* _SET TASKS_
a – Answer these questions using the gold market commentary:
(i) Until what day of the month is India on a gold-buying hiatus?
(ii) Who is the editor of Todd's Market Timer?
(iii) How many metric tons did holdings in SPDR Gold Trust stand at on Friday?
b – Quote the gold market commentary word for word from "For the moment, India" to "here on out.".

* _PASSAGE_
For the moment, India is on a gold-buying hiatus anyway, until the 19th of the month, due to what the local calendar defines as an ‘undesirable’ time to purchase the metal. Should pre-festival buyers return to current values later this month, they might just continue to avoid the local bazaar, as they now have, for most of the year.

To all of that, you can add an equal number of thumbs-sideways – belonging to those who see a new range possibly in the making: one that extends from $880 to $1080 per ounce. The reading of the chart tea leaves offers no further clarity either; some see the emergence of a triple-top in the metal, whilst others draw lines that extend to $1300 from here on out.

For example, Marketwatch’s Mark Hulbert’s take on the current level of skepticism among gold timers leads him to believe that it presages a bullish tilt for the gold market. But, even his surveyed sources offer little in terms of clarity (except perhaps when alluding to the downside risks in price):

"Unfortunately, however, very few clues have emerged in recent sessions. In fact, some of the gold timers who are either in cash or outright short have offered no commentary whatsoever about gold — except to reiterate their bearish stance.

One of the few gold timers who did provide a comment was Stephen Todd, editor of Todd’s Market Timer. Late last Friday, he wrote that, in retrospect, he perhaps should have turned bullish earlier in the week, gold is "now overbought and lurking just under resistance at $1,000. This level has turned back recent rallies. Let’s stay bearish for the present."

Another of these few bearish gold timers who have commented in the last couple of sessions is Sy Harding, editor of Sy Harding’s Street Smart Report.

Last Thursday, he wrote: "We remain on the sell signal for gold, watching … to see if this time it can break out above the overhead resistance around $1,000 an ounce where its last four rally attempts failed. Gold has been wildly volatile for the last few weeks, rally as much as $15 an ounce some days, giving it back the next, and as of yesterday’s close just about where it was two months ago."

In other words, these gold timers could turn bullish at any time. And that, in turn, means that contrarians can make no forecast about how far gold’s rally can go. Stay tuned."

More divided opinion, this time from seasoned traders at various firms. Also as relayed to us by Marketwatch:

"The higher the price the higher the volatility, but this market is so concerned with inflation possibilities and dollar weakness that momentum is bringing more investors to the buy side," said George Gero, a precious-metals trader for RBC Capital Markets.

In other metals, December silver futures rose 52 cents, or 3.1%, to $16.81 an ounce, after rising as high as $16.86. Silver has gained nearly 50% this year. The U.S. dollar fell to a new yearly low versus the euro and tumbled versus other major rivals, undercut as investors continued to show rising appetite for risk.

"Gold broke out from a pretty tight summer trading range mainly due to further concerns over the U.S. dollar’s status as a global reserve currency," said Brian Hicks, co-manager of the $570 million U.S. Global Investors Global Resources Fund .

"Additionally, gold appears to be catching up to other commodity bellwethers, such as crude oil and copper." Gold has risen 13% this year, while crude has jumped nearly 60%.

Holdings in SPDR Gold Trust stood at 1,077.63 metric tons Friday, slightly lower from a day ago.

[Layout element entries]
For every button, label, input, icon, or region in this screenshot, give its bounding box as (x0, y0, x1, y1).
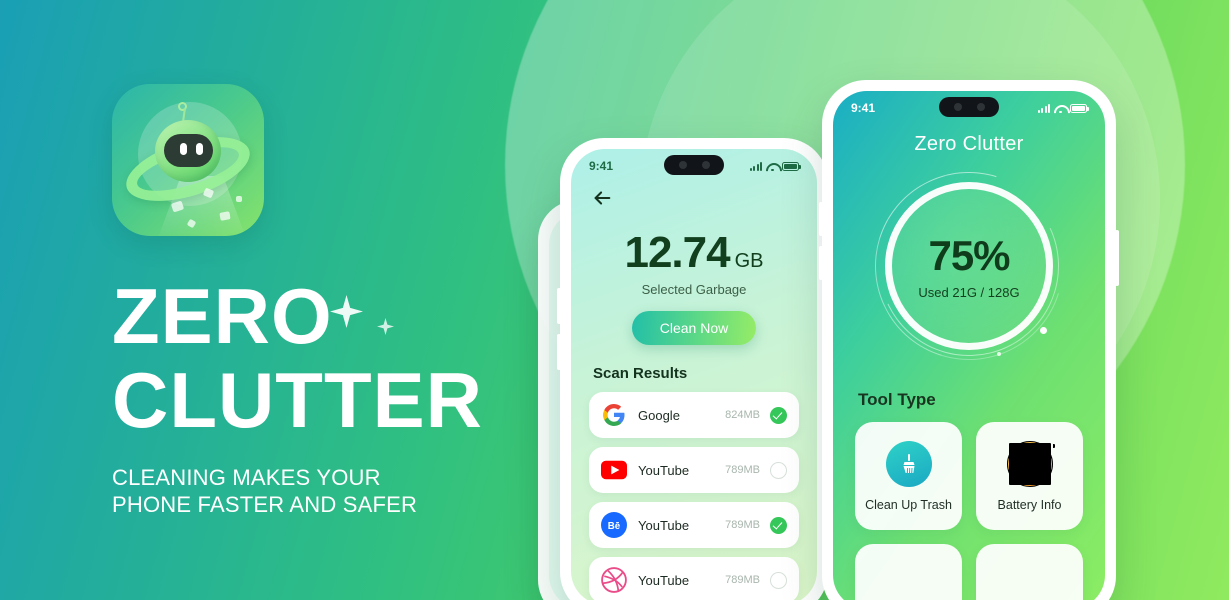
dynamic-island (939, 97, 999, 117)
storage-gauge: 75% Used 21G / 128G (841, 138, 1097, 394)
app-size: 789MB (725, 574, 760, 586)
app-size: 824MB (725, 409, 760, 421)
scan-results-phone-mockup: 9:41 12.74GB Selected Garbage Clean Now (557, 138, 831, 600)
volume-up-button[interactable] (819, 202, 823, 236)
face-id-sensor-icon (701, 161, 710, 169)
status-bar: 9:41 (833, 91, 1105, 117)
status-icons (749, 161, 801, 171)
app-title: Zero Clutter (914, 133, 1024, 155)
tool-card-battery-info[interactable]: Battery Info (976, 422, 1083, 530)
power-button[interactable] (1115, 230, 1119, 286)
volume-down-button[interactable] (819, 246, 823, 280)
storage-value: 12.74 (624, 228, 730, 277)
volume-up-button[interactable] (557, 288, 561, 324)
cellular-signal-icon (749, 161, 762, 171)
tool-card-placeholder[interactable] (855, 544, 962, 600)
list-item[interactable]: Google 824MB (589, 392, 799, 438)
checkbox-unchecked-icon[interactable] (770, 461, 787, 479)
youtube-icon (601, 457, 627, 483)
page-title: ZERO CLUTTER (112, 277, 532, 445)
branding-block: ZERO CLUTTER CLEANING MAKES YOUR PHONE F… (112, 84, 532, 519)
wifi-icon (766, 162, 778, 171)
clean-now-button[interactable]: Clean Now (632, 311, 756, 345)
scan-results-screen: 9:41 12.74GB Selected Garbage Clean Now (571, 149, 817, 600)
battery-icon (1070, 103, 1089, 113)
icon-trash-particle (219, 211, 231, 221)
icon-robot-visor (164, 134, 213, 167)
tool-card-label: Clean Up Trash (865, 497, 952, 512)
face-id-sensor-icon (976, 103, 985, 111)
tool-type-title: Tool Type (858, 390, 936, 409)
gauge-percent: 75% (928, 232, 1010, 279)
checkbox-unchecked-icon[interactable] (770, 571, 787, 589)
dribbble-icon (601, 567, 627, 593)
camera-lens-icon (953, 103, 962, 111)
list-item[interactable]: YouTube 789MB (589, 447, 799, 493)
scan-results-title: Scan Results (593, 365, 688, 382)
google-icon (601, 402, 627, 428)
tool-type-grid: Clean Up Trash Battery Info (833, 422, 1105, 600)
tool-card-placeholder[interactable] (976, 544, 1083, 600)
app-size: 789MB (725, 519, 760, 531)
status-icons (1037, 103, 1089, 113)
behance-icon: Bē (601, 512, 627, 538)
camera-lens-icon (678, 161, 687, 169)
app-icon (112, 84, 264, 236)
svg-text:Bē: Bē (608, 521, 621, 532)
battery-icon (782, 161, 801, 171)
gauge-used-label: Used 21G / 128G (918, 285, 1020, 300)
dashboard-phone-mockup: 9:41 Zero Clutter 75% Used 21G / 128G To… (819, 80, 1119, 600)
subtitle-line-2: PHONE FASTER AND SAFER (112, 491, 418, 517)
storage-readout: 12.74 GB (571, 228, 817, 278)
battery-bolt-icon (1006, 440, 1055, 487)
back-arrow-icon[interactable] (591, 187, 613, 209)
icon-robot-eye-left (180, 143, 187, 155)
status-time: 9:41 (589, 159, 614, 173)
tool-card-clean-up-trash[interactable]: Clean Up Trash (855, 422, 962, 530)
app-name: YouTube (638, 572, 690, 588)
tool-card-label: Battery Info (997, 497, 1062, 512)
icon-trash-particle (236, 196, 242, 202)
subtitle-line-1: CLEANING MAKES YOUR (112, 464, 381, 490)
dynamic-island (664, 155, 724, 175)
promo-banner: ZERO CLUTTER CLEANING MAKES YOUR PHONE F… (0, 0, 1229, 600)
cellular-signal-icon (1037, 103, 1050, 113)
broom-icon (885, 440, 932, 487)
checkbox-checked-icon[interactable] (770, 406, 787, 424)
headline-line-2: CLUTTER (112, 356, 483, 445)
storage-caption: Selected Garbage (641, 282, 747, 297)
status-bar: 9:41 (571, 149, 817, 175)
app-name: YouTube (638, 517, 690, 533)
checkbox-checked-icon[interactable] (770, 516, 787, 534)
status-time: 9:41 (851, 101, 876, 115)
app-size: 789MB (725, 464, 760, 476)
headline-line-1: ZERO (112, 272, 333, 360)
list-item[interactable]: YouTube 789MB (589, 557, 799, 600)
page-subtitle: CLEANING MAKES YOUR PHONE FASTER AND SAF… (112, 465, 532, 519)
volume-down-button[interactable] (557, 334, 561, 370)
app-name: Google (638, 407, 680, 423)
app-name: YouTube (638, 462, 690, 478)
wifi-icon (1054, 104, 1066, 113)
dashboard-screen: 9:41 Zero Clutter 75% Used 21G / 128G To… (833, 91, 1105, 600)
storage-unit: GB (734, 250, 764, 272)
list-item[interactable]: Bē YouTube 789MB (589, 502, 799, 548)
gauge-center-labels: 75% Used 21G / 128G (875, 172, 1063, 360)
scan-results-list: Google 824MB YouTube 789MB Bē YouTube 78… (571, 392, 817, 600)
icon-robot-eye-right (196, 143, 203, 155)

* _SOLUTIONS PER TASK_
a –
(i) The 19th of the month.
(ii) Stephen Todd.
(iii) 1,077.63 metric tons.

b –
For the moment, India is on a gold-buying hiatus anyway, until the 19th of the month, due to what the local calendar defines as an ‘undesirable’ time to purchase the metal. Should pre-festival buyers return to current values later this month, they might just continue to avoid the local bazaar, as they now have, for most of the year.

To all of that, you can add an equal number of thumbs-sideways – belonging to those who see a new range possibly in the making: one that extends from $880 to $1080 per ounce. The reading of the chart tea leaves offers no further clarity either; some see the emergence of a triple-top in the metal, whilst others draw lines that extend to $1300 from here on out.